Stored items from a collection

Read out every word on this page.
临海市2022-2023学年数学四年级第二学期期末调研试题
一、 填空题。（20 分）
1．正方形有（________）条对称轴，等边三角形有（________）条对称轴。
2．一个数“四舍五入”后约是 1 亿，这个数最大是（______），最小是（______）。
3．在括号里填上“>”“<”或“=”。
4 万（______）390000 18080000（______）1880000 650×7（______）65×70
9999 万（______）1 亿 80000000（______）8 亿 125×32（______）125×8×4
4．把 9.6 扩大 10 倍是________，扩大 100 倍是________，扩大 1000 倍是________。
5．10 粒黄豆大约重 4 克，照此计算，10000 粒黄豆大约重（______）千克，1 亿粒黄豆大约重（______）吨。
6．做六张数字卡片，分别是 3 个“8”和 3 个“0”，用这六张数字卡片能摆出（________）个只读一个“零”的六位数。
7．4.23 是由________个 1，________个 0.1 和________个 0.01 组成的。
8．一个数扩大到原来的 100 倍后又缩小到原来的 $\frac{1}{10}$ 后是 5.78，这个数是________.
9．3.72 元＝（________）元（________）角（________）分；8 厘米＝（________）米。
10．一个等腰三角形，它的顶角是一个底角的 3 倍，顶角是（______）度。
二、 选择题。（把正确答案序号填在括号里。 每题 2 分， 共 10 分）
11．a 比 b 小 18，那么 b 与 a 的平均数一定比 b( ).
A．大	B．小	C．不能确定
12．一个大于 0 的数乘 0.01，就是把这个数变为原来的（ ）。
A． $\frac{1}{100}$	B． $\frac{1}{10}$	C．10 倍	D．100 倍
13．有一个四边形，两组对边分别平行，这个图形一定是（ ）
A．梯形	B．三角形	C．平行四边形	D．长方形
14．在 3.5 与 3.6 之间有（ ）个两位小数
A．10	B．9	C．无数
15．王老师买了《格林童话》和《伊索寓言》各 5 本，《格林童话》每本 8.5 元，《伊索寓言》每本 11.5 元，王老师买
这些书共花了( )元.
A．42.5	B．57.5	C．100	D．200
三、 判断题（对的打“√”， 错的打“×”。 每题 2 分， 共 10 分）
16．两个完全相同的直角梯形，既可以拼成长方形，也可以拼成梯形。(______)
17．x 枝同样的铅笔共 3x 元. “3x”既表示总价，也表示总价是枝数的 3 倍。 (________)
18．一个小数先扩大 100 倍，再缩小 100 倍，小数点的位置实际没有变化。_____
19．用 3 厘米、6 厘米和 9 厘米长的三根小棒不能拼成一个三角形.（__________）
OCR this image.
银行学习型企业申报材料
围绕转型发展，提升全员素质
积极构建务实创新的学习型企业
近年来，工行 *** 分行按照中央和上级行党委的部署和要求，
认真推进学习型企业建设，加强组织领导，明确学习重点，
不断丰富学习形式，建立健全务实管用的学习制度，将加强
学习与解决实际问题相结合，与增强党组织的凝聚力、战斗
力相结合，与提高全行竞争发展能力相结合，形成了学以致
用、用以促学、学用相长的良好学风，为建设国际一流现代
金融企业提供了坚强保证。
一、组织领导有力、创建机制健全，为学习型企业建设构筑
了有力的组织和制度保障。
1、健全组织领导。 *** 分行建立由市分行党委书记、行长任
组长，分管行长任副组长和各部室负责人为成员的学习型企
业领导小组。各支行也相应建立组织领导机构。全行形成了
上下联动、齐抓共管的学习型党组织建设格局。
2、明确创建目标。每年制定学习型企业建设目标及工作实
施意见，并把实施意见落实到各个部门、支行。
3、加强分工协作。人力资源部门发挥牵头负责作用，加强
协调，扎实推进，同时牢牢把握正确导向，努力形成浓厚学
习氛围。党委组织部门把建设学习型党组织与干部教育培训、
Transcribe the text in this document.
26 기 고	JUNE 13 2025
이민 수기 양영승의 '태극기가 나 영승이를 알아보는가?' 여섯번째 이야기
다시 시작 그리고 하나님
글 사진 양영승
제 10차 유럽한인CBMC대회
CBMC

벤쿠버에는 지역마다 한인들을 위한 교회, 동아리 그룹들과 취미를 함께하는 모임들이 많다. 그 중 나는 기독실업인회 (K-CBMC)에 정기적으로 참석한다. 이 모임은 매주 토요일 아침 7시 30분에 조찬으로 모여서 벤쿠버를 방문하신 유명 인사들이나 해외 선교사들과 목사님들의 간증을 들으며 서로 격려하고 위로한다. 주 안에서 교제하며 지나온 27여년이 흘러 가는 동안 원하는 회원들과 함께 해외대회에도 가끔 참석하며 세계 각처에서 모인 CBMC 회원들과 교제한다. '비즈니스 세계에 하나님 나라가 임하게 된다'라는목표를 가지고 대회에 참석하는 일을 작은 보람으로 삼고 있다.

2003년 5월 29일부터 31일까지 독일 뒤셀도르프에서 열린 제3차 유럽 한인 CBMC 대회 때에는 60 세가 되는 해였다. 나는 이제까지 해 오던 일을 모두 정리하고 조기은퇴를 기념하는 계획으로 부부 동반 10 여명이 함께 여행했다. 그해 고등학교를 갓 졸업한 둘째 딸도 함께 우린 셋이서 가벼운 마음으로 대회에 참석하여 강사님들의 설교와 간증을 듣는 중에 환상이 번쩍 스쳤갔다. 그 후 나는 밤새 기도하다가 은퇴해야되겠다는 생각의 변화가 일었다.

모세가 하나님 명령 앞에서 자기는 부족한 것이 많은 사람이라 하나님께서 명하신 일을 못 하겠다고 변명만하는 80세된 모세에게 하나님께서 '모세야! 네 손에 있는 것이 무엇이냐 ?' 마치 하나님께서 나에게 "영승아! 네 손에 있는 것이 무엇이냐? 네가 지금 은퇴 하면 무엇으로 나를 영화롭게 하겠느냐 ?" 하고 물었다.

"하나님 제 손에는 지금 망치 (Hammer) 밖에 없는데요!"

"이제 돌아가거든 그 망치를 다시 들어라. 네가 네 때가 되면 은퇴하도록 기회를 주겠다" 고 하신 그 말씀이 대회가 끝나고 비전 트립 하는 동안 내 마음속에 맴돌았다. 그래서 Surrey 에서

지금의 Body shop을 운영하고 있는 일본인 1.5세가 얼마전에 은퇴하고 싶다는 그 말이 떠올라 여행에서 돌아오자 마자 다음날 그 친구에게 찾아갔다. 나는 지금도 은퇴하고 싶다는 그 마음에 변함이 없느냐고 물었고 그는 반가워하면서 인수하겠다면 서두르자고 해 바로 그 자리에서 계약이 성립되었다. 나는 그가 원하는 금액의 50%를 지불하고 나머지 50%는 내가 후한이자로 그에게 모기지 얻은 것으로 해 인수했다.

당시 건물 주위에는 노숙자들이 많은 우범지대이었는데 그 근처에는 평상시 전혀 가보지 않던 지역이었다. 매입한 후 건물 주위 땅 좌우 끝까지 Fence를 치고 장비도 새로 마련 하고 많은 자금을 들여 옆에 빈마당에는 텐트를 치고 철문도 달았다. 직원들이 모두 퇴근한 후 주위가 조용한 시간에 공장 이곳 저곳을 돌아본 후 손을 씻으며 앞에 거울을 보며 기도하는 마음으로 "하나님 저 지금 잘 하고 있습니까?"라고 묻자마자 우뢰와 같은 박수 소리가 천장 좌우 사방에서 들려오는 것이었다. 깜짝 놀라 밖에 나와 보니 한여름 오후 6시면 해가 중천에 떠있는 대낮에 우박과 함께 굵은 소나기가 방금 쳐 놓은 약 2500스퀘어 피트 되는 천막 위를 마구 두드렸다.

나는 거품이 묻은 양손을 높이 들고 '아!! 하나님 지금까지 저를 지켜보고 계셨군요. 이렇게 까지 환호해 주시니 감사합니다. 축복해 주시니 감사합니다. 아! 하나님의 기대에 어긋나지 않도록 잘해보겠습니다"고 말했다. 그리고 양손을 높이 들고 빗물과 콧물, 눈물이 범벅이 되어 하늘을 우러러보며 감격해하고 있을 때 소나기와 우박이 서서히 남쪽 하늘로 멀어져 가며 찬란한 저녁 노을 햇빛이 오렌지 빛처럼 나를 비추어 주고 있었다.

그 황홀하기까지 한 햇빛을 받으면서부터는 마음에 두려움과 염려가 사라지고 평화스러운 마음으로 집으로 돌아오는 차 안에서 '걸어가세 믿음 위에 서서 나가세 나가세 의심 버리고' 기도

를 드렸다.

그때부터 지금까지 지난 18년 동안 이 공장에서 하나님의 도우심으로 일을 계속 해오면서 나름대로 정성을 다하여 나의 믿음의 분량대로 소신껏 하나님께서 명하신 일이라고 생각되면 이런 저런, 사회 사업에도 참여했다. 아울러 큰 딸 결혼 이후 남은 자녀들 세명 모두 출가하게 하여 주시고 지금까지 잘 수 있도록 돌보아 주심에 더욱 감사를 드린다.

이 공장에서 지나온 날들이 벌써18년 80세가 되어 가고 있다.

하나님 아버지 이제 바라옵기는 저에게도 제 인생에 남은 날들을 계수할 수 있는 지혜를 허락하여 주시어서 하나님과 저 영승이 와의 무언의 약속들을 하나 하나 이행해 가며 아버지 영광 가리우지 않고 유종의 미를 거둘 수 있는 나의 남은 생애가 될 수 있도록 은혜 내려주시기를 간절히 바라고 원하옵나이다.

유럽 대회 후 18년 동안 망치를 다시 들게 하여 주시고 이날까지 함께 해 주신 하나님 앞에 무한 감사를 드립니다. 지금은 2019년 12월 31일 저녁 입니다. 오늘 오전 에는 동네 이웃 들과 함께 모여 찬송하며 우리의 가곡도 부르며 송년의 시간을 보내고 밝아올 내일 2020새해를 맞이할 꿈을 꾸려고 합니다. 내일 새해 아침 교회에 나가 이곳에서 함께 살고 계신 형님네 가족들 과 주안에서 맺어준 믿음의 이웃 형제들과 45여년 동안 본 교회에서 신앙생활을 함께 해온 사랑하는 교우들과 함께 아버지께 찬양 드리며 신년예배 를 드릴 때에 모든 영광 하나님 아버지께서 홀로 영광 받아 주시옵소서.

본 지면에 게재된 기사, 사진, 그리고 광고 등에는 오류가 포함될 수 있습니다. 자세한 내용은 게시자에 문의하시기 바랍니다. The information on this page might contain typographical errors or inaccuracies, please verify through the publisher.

### [Written exercise]
Where a line above contains the string "this", copy that line.

### [Expected answer]
Read out every word on this page.
OCR this image.
Transcribe the text in this document.
본 지면에 게재된 기사, 사진, 그리고 광고 등에는 오류가 포함될 수 있습니다. 자세한 내용은 게시자에 문의하시기 바랍니다. The information on this page might contain typographical errors or inaccuracies, please verify through the publisher.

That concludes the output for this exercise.